Information shown →

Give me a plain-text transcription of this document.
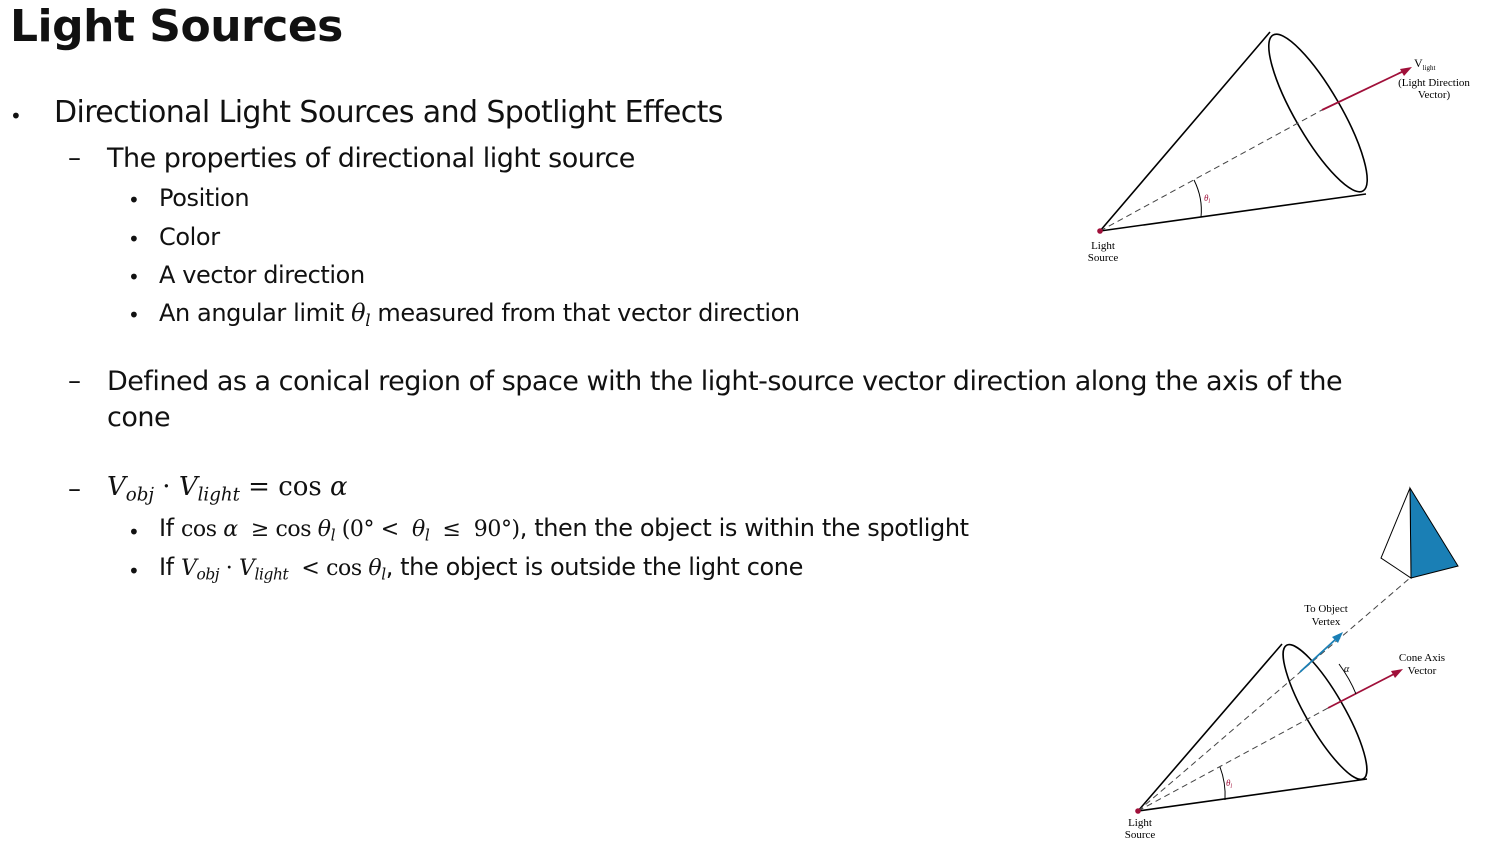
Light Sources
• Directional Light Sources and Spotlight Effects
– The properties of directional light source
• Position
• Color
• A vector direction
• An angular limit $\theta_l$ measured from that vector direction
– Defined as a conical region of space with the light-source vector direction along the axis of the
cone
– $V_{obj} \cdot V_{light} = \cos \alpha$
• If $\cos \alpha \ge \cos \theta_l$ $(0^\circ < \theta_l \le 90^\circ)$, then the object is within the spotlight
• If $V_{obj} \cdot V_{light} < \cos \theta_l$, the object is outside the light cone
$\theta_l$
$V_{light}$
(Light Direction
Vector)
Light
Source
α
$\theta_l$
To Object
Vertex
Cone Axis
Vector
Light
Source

Work to do →
Copy out every line of the listing that contains the string "cdot".

Solved exercise →
– $V_{obj} \cdot V_{light} = \cos \alpha$
• If $V_{obj} \cdot V_{light} < \cos \theta_l$, the object is outside the light cone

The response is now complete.